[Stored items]
----

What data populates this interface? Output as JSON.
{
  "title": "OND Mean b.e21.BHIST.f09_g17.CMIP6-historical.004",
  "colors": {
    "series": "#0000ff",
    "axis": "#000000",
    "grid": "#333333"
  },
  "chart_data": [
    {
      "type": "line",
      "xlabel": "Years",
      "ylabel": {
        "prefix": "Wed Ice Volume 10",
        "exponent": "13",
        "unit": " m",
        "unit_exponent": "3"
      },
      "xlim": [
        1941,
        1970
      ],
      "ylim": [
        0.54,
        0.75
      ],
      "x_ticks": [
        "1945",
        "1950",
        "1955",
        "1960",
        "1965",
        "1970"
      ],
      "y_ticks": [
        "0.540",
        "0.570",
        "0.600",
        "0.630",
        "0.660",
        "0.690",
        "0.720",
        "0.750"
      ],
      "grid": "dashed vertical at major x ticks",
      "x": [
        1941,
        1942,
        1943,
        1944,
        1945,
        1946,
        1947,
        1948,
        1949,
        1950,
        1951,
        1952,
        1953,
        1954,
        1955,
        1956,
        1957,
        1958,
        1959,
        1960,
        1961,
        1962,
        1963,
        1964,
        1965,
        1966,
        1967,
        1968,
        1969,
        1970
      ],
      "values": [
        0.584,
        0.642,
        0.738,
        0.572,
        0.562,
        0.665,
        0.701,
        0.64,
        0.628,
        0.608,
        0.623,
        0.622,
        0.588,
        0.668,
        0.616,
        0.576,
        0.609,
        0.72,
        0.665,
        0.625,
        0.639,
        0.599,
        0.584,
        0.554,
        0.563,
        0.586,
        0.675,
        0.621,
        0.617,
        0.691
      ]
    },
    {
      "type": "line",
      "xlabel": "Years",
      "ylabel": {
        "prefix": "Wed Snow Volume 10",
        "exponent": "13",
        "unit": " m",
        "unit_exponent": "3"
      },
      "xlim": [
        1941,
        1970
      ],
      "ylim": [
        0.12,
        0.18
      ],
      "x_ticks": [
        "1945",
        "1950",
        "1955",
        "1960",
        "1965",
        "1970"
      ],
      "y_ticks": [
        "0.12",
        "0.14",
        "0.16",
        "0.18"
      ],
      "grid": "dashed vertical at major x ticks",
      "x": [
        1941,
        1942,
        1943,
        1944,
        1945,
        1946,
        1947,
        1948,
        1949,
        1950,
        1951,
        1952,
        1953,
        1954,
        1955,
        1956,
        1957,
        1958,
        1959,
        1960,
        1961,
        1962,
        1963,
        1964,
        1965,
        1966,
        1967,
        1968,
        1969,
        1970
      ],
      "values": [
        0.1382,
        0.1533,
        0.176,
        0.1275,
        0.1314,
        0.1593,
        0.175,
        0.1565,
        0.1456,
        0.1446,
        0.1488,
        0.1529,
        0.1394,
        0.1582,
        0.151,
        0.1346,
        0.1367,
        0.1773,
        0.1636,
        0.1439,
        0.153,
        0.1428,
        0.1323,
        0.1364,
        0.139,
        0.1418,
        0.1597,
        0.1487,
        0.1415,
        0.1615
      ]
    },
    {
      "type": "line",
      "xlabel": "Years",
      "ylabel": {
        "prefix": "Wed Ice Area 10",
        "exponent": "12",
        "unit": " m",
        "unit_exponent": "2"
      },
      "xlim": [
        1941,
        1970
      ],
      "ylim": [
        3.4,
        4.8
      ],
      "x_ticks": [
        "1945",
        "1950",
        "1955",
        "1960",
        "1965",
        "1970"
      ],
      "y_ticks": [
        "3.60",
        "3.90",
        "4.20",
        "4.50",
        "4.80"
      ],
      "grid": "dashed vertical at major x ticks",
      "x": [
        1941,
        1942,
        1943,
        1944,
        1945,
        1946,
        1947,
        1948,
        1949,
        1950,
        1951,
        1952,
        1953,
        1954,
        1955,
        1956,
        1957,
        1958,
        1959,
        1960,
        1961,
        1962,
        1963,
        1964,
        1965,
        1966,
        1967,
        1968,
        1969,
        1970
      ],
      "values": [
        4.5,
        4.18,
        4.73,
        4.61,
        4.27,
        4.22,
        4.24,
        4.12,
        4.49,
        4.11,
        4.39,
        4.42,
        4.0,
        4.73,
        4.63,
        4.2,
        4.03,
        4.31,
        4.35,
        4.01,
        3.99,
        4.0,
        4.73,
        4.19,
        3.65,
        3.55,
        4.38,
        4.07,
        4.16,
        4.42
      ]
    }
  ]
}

----

TASK GOAL
Write out every line of the listing that holds the word "prefix".

WRITTEN RESPONSE
        "prefix": "Wed Ice Volume 10",
        "prefix": "Wed Snow Volume 10",
        "prefix": "Wed Ice Area 10",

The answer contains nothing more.